**** Given records

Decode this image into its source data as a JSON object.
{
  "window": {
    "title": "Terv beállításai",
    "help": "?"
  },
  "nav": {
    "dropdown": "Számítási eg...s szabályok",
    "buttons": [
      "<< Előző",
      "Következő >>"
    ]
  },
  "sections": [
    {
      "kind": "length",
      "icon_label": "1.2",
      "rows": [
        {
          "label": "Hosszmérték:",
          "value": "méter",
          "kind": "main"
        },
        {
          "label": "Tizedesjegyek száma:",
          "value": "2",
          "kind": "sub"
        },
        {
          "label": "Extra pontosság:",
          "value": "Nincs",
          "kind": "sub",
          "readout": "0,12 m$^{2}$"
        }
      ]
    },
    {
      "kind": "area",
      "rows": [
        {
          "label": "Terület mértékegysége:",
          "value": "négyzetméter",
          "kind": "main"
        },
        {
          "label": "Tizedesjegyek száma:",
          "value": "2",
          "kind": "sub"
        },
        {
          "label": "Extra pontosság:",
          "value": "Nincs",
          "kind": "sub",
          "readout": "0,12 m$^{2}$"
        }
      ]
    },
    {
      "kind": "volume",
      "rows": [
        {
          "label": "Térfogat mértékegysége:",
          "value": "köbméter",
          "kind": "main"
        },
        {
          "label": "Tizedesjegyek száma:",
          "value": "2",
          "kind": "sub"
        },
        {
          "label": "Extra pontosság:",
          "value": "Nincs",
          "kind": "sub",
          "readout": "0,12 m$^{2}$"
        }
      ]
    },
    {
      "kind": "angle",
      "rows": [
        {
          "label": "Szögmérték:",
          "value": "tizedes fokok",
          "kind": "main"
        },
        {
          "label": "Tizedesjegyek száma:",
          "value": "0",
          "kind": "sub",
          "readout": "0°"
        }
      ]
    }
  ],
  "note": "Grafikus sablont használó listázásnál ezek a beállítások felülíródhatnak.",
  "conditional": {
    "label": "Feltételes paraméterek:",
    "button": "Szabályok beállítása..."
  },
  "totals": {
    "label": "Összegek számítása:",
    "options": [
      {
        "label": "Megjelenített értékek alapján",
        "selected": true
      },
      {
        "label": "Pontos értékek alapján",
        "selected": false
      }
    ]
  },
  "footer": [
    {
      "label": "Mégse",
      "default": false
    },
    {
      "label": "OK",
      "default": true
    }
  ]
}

********
**** Given records

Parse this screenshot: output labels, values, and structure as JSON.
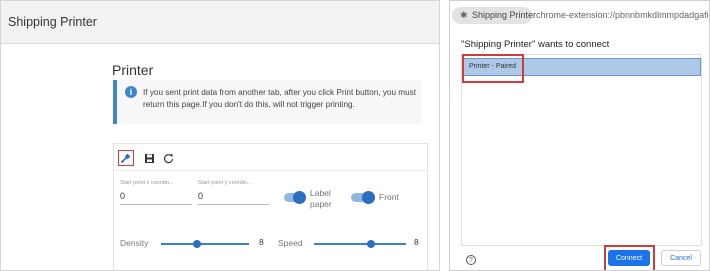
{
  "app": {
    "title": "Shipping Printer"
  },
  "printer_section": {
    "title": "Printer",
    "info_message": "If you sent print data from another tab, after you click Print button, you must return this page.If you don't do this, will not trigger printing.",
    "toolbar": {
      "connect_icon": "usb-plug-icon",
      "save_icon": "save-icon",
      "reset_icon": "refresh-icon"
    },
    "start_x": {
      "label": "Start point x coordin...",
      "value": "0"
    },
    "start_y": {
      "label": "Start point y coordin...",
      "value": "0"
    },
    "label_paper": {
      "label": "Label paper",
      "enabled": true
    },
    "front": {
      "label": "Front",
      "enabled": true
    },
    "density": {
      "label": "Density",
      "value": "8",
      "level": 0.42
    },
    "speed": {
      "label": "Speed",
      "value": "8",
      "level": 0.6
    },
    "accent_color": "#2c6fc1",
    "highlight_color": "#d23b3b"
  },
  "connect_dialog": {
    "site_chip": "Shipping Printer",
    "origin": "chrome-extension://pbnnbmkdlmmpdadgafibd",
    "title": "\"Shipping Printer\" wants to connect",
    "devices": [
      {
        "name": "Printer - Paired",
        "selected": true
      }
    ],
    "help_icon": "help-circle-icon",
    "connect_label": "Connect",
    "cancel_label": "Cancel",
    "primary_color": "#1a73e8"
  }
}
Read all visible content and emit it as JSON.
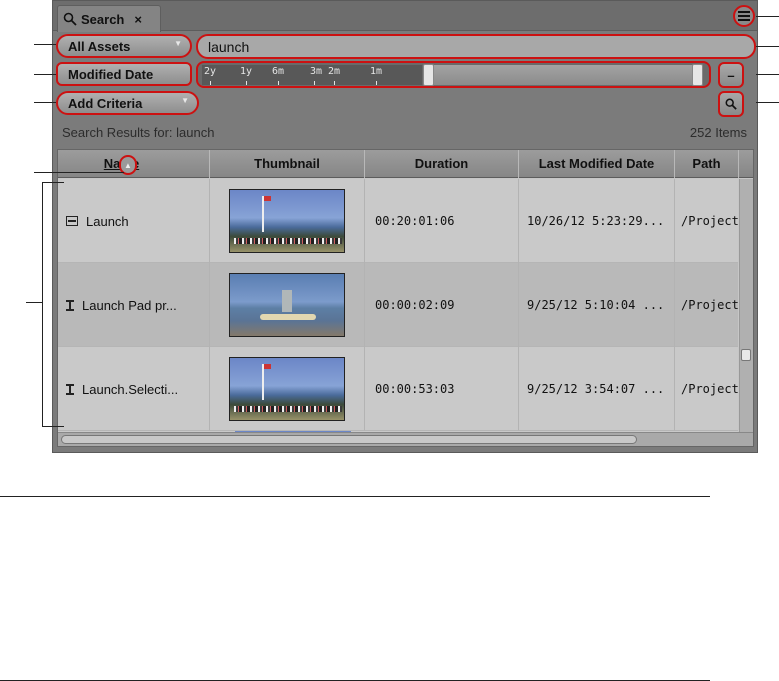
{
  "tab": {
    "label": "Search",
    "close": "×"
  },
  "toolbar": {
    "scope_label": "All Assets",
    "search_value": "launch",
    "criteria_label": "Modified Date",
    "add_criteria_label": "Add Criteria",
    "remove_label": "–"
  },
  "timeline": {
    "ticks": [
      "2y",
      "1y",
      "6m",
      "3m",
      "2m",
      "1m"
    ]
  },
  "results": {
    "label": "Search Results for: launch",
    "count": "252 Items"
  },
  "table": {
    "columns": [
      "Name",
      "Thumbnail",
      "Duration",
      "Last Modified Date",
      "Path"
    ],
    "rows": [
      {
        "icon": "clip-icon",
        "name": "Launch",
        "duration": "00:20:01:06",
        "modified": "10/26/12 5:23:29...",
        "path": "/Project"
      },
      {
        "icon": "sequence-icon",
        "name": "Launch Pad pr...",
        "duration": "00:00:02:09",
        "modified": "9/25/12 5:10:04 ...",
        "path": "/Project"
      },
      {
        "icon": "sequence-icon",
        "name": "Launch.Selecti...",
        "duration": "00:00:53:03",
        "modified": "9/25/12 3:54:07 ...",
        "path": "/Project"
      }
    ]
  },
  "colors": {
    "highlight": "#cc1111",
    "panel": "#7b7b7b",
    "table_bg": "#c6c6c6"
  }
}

********

Task: Out of the records, collect only those lines that contain the string "Date".

Exercise output:
    "criteria_label": "Modified Date",
      "Last Modified Date",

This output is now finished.